**Task prompt:**
Restate the whole listing word for word. Pictures are left out.

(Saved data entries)
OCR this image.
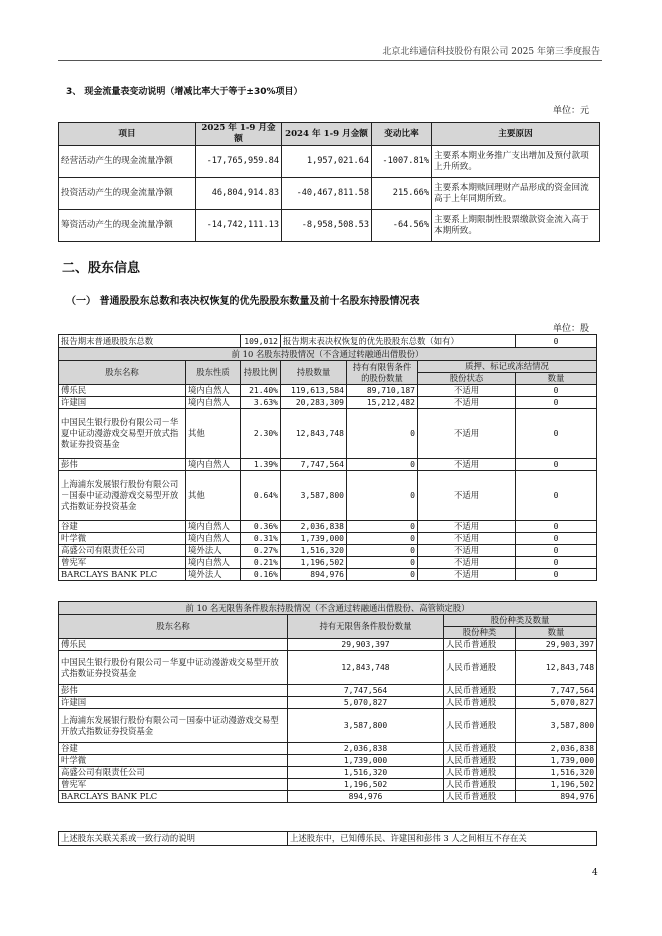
北京北纬通信科技股份有限公司 2025 年第三季度报告
3、 现金流量表变动说明（增减比率大于等于±30%项目）
单位：元
项目	2025 年 1-9 月金额	2024 年 1-9 月金额	变动比率	主要原因
经营活动产生的现金流量净额	-17,765,959.84	1,957,021.64	-1007.81%	主要系本期业务推广支出增加及预付款项上升所致。
投资活动产生的现金流量净额	46,804,914.83	-40,467,811.58	215.66%	主要系本期赎回理财产品形成的资金回流高于上年同期所致。
筹资活动产生的现金流量净额	-14,742,111.13	-8,958,508.53	-64.56%	主要系上期限制性股票缴款资金流入高于本期所致。
二、股东信息
（一） 普通股股东总数和表决权恢复的优先股股东数量及前十名股东持股情况表
单位：股
报告期末普通股股东总数		109,012	报告期末表决权恢复的优先股股东总数（如有）			0
前 10 名股东持股情况（不含通过转融通出借股份）						
股东名称	股东性质	持股比例	持股数量	持有有限售条件的股份数量	质押、标记或冻结情况	
					股份状态	数量
傅乐民	境内自然人	21.40%	119,613,584	89,710,187	不适用	0
许建国	境内自然人	3.63%	20,283,309	15,212,482	不适用	0
中国民生银行股份有限公司－华夏中证动漫游戏交易型开放式指数证券投资基金	其他	2.30%	12,843,748	0	不适用	0
彭伟	境内自然人	1.39%	7,747,564	0	不适用	0
上海浦东发展银行股份有限公司－国泰中证动漫游戏交易型开放式指数证券投资基金	其他	0.64%	3,587,800	0	不适用	0
谷建	境内自然人	0.36%	2,036,838	0	不适用	0
叶学微	境内自然人	0.31%	1,739,000	0	不适用	0
高盛公司有限责任公司	境外法人	0.27%	1,516,320	0	不适用	0
曾宪军	境内自然人	0.21%	1,196,502	0	不适用	0
BARCLAYS BANK PLC	境外法人	0.16%	894,976	0	不适用	0
前 10 名无限售条件股东持股情况（不含通过转融通出借股份、高管锁定股）			
股东名称	持有无限售条件股份数量	股份种类及数量	
		股份种类	数量
傅乐民	29,903,397	人民币普通股	29,903,397
中国民生银行股份有限公司－华夏中证动漫游戏交易型开放式指数证券投资基金	12,843,748	人民币普通股	12,843,748
彭伟	7,747,564	人民币普通股	7,747,564
许建国	5,070,827	人民币普通股	5,070,827
上海浦东发展银行股份有限公司－国泰中证动漫游戏交易型开放式指数证券投资基金	3,587,800	人民币普通股	3,587,800
谷建	2,036,838	人民币普通股	2,036,838
叶学微	1,739,000	人民币普通股	1,739,000
高盛公司有限责任公司	1,516,320	人民币普通股	1,516,320
曾宪军	1,196,502	人民币普通股	1,196,502
BARCLAYS BANK PLC	894,976	人民币普通股	894,976
上述股东关联关系或一致行动的说明	上述股东中，已知傅乐民、许建国和彭伟 3 人之间相互不存在关
4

**Reply to the exercise:**
OCR this image.
北京北纬通信科技股份有限公司 2025 年第三季度报告
3、 现金流量表变动说明（增减比率大于等于±30%项目）
单位：元
项目	2025 年 1-9 月金额	2024 年 1-9 月金额	变动比率	主要原因
经营活动产生的现金流量净额	-17,765,959.84	1,957,021.64	-1007.81%	主要系本期业务推广支出增加及预付款项上升所致。
投资活动产生的现金流量净额	46,804,914.83	-40,467,811.58	215.66%	主要系本期赎回理财产品形成的资金回流高于上年同期所致。
筹资活动产生的现金流量净额	-14,742,111.13	-8,958,508.53	-64.56%	主要系上期限制性股票缴款资金流入高于本期所致。
二、股东信息
（一） 普通股股东总数和表决权恢复的优先股股东数量及前十名股东持股情况表
单位：股
报告期末普通股股东总数		109,012	报告期末表决权恢复的优先股股东总数（如有）			0
前 10 名股东持股情况（不含通过转融通出借股份）						
股东名称	股东性质	持股比例	持股数量	持有有限售条件的股份数量	质押、标记或冻结情况	
					股份状态	数量
傅乐民	境内自然人	21.40%	119,613,584	89,710,187	不适用	0
许建国	境内自然人	3.63%	20,283,309	15,212,482	不适用	0
中国民生银行股份有限公司－华夏中证动漫游戏交易型开放式指数证券投资基金	其他	2.30%	12,843,748	0	不适用	0
彭伟	境内自然人	1.39%	7,747,564	0	不适用	0
上海浦东发展银行股份有限公司－国泰中证动漫游戏交易型开放式指数证券投资基金	其他	0.64%	3,587,800	0	不适用	0
谷建	境内自然人	0.36%	2,036,838	0	不适用	0
叶学微	境内自然人	0.31%	1,739,000	0	不适用	0
高盛公司有限责任公司	境外法人	0.27%	1,516,320	0	不适用	0
曾宪军	境内自然人	0.21%	1,196,502	0	不适用	0
BARCLAYS BANK PLC	境外法人	0.16%	894,976	0	不适用	0
前 10 名无限售条件股东持股情况（不含通过转融通出借股份、高管锁定股）			
股东名称	持有无限售条件股份数量	股份种类及数量	
		股份种类	数量
傅乐民	29,903,397	人民币普通股	29,903,397
中国民生银行股份有限公司－华夏中证动漫游戏交易型开放式指数证券投资基金	12,843,748	人民币普通股	12,843,748
彭伟	7,747,564	人民币普通股	7,747,564
许建国	5,070,827	人民币普通股	5,070,827
上海浦东发展银行股份有限公司－国泰中证动漫游戏交易型开放式指数证券投资基金	3,587,800	人民币普通股	3,587,800
谷建	2,036,838	人民币普通股	2,036,838
叶学微	1,739,000	人民币普通股	1,739,000
高盛公司有限责任公司	1,516,320	人民币普通股	1,516,320
曾宪军	1,196,502	人民币普通股	1,196,502
BARCLAYS BANK PLC	894,976	人民币普通股	894,976
上述股东关联关系或一致行动的说明	上述股东中，已知傅乐民、许建国和彭伟 3 人之间相互不存在关
4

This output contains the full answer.